Please rewrite the records from the beginning through the line that has "Segment this screenshot: for", putting "legend-box" wherever "legend-swatch" appears and leaving everything else unchanged. Return only those lines.
BEGIN
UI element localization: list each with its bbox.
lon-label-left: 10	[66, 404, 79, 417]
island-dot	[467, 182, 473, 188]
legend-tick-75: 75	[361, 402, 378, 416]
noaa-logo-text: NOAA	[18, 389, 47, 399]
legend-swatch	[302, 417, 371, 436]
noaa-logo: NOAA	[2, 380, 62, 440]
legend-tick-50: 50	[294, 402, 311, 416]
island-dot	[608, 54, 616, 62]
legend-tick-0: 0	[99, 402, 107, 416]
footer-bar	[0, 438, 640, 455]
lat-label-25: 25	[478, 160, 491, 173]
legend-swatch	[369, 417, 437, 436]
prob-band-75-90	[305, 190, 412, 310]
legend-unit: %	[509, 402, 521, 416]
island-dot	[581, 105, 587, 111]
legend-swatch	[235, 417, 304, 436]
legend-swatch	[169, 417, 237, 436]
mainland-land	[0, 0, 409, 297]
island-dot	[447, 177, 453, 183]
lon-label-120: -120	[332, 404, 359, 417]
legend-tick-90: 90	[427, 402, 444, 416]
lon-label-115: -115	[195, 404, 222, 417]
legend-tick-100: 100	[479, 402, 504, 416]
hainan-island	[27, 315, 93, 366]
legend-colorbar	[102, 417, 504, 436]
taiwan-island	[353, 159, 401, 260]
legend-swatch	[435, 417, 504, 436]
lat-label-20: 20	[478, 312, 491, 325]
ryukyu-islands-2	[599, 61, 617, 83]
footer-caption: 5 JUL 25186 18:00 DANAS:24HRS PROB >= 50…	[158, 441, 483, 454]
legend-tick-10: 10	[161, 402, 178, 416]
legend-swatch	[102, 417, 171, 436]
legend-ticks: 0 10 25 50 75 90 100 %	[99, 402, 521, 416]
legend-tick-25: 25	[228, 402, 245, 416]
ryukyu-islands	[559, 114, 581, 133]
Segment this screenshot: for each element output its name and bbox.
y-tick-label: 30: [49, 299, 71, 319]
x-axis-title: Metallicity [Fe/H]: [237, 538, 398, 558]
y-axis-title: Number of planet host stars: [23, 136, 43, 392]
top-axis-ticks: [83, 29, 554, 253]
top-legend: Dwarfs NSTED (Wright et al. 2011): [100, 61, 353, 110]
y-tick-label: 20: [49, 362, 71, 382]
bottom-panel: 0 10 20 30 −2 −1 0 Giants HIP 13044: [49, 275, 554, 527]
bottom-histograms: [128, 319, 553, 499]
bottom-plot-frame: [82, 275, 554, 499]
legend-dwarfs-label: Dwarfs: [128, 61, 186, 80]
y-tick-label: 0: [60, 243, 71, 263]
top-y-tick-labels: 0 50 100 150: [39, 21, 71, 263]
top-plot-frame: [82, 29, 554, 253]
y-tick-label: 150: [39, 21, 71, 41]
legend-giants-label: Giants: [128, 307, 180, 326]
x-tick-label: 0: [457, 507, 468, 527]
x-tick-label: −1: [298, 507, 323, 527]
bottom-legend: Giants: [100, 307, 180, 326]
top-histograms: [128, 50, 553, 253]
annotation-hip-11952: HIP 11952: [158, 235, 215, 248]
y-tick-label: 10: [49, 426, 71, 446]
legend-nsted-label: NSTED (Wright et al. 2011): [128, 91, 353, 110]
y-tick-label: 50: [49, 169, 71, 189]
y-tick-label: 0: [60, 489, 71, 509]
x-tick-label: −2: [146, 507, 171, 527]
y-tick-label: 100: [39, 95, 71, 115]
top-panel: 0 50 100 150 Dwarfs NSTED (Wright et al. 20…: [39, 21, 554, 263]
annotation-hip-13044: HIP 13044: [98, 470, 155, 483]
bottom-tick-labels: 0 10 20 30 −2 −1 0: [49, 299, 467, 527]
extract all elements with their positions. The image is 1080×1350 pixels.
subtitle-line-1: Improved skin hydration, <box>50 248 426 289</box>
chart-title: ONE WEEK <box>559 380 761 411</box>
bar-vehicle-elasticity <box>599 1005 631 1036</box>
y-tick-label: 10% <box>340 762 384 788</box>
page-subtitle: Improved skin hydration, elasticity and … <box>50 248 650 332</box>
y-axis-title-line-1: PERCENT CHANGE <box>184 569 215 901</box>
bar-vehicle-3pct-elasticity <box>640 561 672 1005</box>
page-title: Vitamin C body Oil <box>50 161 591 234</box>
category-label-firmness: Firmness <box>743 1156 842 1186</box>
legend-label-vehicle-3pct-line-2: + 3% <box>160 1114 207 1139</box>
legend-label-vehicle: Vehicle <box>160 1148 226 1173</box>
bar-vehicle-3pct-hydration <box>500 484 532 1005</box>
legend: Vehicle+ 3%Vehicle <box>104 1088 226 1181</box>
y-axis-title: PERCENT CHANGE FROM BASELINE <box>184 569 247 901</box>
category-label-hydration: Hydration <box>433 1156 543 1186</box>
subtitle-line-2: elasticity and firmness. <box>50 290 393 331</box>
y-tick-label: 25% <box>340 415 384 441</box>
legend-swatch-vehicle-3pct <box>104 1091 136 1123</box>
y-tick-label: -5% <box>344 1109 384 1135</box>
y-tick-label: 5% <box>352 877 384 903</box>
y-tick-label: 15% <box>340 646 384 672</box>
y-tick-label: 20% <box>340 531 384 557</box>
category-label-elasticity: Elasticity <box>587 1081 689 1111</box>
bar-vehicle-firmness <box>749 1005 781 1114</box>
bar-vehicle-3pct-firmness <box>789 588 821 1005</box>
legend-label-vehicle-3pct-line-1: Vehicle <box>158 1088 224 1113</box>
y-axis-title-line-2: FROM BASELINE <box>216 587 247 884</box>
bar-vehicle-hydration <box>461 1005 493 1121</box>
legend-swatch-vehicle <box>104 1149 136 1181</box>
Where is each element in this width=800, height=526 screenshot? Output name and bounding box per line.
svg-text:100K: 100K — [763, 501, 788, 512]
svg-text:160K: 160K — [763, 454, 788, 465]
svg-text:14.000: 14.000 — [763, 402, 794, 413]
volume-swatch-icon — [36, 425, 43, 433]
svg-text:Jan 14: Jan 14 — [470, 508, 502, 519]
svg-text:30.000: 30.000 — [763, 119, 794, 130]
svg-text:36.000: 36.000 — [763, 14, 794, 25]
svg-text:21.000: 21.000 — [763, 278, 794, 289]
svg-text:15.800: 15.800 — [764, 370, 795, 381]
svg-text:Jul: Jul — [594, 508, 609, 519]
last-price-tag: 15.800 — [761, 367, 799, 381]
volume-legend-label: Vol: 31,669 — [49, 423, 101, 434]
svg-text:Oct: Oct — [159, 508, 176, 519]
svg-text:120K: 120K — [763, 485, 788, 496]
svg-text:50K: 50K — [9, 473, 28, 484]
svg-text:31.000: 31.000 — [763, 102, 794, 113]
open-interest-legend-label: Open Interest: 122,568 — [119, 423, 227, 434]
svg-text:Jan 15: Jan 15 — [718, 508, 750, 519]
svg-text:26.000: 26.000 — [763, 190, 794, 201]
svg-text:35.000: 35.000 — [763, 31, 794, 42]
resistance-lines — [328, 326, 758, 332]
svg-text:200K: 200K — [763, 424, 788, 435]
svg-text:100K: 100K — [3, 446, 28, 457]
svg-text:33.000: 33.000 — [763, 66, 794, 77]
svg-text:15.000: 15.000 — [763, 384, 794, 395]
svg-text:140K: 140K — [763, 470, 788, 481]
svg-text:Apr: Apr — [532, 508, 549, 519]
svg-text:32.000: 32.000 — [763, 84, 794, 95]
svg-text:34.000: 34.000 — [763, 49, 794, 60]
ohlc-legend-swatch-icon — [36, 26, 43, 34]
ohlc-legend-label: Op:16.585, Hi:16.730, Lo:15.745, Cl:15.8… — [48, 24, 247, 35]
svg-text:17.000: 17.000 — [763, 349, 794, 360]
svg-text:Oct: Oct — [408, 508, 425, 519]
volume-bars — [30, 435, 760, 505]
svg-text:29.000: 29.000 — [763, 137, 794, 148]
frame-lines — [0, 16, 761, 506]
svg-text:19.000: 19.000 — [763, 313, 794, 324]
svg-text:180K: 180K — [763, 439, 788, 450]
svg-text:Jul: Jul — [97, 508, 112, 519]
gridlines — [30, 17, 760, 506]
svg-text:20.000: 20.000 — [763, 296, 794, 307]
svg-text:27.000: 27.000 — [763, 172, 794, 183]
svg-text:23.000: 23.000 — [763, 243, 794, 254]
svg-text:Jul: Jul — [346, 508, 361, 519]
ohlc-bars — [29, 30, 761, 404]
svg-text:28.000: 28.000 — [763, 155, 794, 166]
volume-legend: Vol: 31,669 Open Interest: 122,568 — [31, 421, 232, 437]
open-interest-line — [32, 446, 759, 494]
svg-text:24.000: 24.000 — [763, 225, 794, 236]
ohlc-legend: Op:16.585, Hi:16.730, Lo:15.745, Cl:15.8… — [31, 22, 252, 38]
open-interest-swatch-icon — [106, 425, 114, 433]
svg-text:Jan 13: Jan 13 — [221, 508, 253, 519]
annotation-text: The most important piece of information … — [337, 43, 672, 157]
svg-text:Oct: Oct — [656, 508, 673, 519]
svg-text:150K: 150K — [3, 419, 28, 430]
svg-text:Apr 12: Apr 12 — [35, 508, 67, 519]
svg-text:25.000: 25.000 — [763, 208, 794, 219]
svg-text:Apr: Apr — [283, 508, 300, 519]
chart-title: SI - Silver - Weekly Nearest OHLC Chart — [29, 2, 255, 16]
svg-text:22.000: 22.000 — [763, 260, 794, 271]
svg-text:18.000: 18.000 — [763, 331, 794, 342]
END
> [REPLY]
UI element localization: list each with its bbox.
lon-label-left: 10	[66, 404, 79, 417]
island-dot	[467, 182, 473, 188]
legend-tick-75: 75	[361, 402, 378, 416]
noaa-logo-text: NOAA	[18, 389, 47, 399]
legend-box	[302, 417, 371, 436]
noaa-logo: NOAA	[2, 380, 62, 440]
legend-tick-50: 50	[294, 402, 311, 416]
island-dot	[608, 54, 616, 62]
legend-tick-0: 0	[99, 402, 107, 416]
footer-bar	[0, 438, 640, 455]
lat-label-25: 25	[478, 160, 491, 173]
legend-box	[369, 417, 437, 436]
prob-band-75-90	[305, 190, 412, 310]
legend-unit: %	[509, 402, 521, 416]
island-dot	[581, 105, 587, 111]
legend-box	[235, 417, 304, 436]
legend-box	[169, 417, 237, 436]
mainland-land	[0, 0, 409, 297]
island-dot	[447, 177, 453, 183]
lon-label-120: -120	[332, 404, 359, 417]
legend-tick-90: 90	[427, 402, 444, 416]
lon-label-115: -115	[195, 404, 222, 417]
legend-tick-100: 100	[479, 402, 504, 416]
hainan-island	[27, 315, 93, 366]
legend-colorbar	[102, 417, 504, 436]
taiwan-island	[353, 159, 401, 260]
legend-box	[435, 417, 504, 436]
lat-label-20: 20	[478, 312, 491, 325]
ryukyu-islands-2	[599, 61, 617, 83]
footer-caption: 5 JUL 25186 18:00 DANAS:24HRS PROB >= 50…	[158, 441, 483, 454]
legend-tick-10: 10	[161, 402, 178, 416]
legend-box	[102, 417, 171, 436]
legend-ticks: 0 10 25 50 75 90 100 %	[99, 402, 521, 416]
legend-tick-25: 25	[228, 402, 245, 416]
ryukyu-islands	[559, 114, 581, 133]
Segment this screenshot: for each element output its name and bbox.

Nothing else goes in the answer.